Written task
Repeat all of the data precisely.
++++ Data section ++++
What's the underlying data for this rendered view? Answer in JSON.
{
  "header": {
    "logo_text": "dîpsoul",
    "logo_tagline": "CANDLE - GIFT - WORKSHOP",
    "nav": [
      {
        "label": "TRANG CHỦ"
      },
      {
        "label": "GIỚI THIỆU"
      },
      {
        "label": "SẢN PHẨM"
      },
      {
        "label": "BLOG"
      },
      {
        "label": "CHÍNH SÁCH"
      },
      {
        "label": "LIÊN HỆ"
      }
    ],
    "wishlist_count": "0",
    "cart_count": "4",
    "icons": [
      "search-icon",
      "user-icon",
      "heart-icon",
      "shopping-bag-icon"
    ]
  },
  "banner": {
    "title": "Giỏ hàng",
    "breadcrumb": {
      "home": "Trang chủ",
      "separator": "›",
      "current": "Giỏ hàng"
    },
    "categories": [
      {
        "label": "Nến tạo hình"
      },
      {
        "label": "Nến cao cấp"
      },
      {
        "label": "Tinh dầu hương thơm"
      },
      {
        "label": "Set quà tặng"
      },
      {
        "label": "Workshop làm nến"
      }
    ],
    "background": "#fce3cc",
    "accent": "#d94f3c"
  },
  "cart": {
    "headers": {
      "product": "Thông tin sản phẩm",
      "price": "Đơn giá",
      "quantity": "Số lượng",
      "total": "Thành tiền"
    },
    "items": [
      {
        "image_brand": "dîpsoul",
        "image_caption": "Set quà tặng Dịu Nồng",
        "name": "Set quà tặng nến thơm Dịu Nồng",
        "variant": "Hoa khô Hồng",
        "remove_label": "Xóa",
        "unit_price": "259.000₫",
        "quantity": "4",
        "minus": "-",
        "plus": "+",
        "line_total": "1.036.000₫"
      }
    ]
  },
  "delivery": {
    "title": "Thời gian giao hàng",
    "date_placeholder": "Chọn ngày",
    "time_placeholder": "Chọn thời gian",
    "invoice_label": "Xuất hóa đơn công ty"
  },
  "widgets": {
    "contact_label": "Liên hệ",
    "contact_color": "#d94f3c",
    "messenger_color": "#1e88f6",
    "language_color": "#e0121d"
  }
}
++++
Written answer
What's the underlying data for this rendered view? Answer in JSON.
{
  "header": {
    "logo_text": "dîpsoul",
    "logo_tagline": "CANDLE - GIFT - WORKSHOP",
    "nav": [
      {
        "label": "TRANG CHỦ"
      },
      {
        "label": "GIỚI THIỆU"
      },
      {
        "label": "SẢN PHẨM"
      },
      {
        "label": "BLOG"
      },
      {
        "label": "CHÍNH SÁCH"
      },
      {
        "label": "LIÊN HỆ"
      }
    ],
    "wishlist_count": "0",
    "cart_count": "4",
    "icons": [
      "search-icon",
      "user-icon",
      "heart-icon",
      "shopping-bag-icon"
    ]
  },
  "banner": {
    "title": "Giỏ hàng",
    "breadcrumb": {
      "home": "Trang chủ",
      "separator": "›",
      "current": "Giỏ hàng"
    },
    "categories": [
      {
        "label": "Nến tạo hình"
      },
      {
        "label": "Nến cao cấp"
      },
      {
        "label": "Tinh dầu hương thơm"
      },
      {
        "label": "Set quà tặng"
      },
      {
        "label": "Workshop làm nến"
      }
    ],
    "background": "#fce3cc",
    "accent": "#d94f3c"
  },
  "cart": {
    "headers": {
      "product": "Thông tin sản phẩm",
      "price": "Đơn giá",
      "quantity": "Số lượng",
      "total": "Thành tiền"
    },
    "items": [
      {
        "image_brand": "dîpsoul",
        "image_caption": "Set quà tặng Dịu Nồng",
        "name": "Set quà tặng nến thơm Dịu Nồng",
        "variant": "Hoa khô Hồng",
        "remove_label": "Xóa",
        "unit_price": "259.000₫",
        "quantity": "4",
        "minus": "-",
        "plus": "+",
        "line_total": "1.036.000₫"
      }
    ]
  },
  "delivery": {
    "title": "Thời gian giao hàng",
    "date_placeholder": "Chọn ngày",
    "time_placeholder": "Chọn thời gian",
    "invoice_label": "Xuất hóa đơn công ty"
  },
  "widgets": {
    "contact_label": "Liên hệ",
    "contact_color": "#d94f3c",
    "messenger_color": "#1e88f6",
    "language_color": "#e0121d"
  }
}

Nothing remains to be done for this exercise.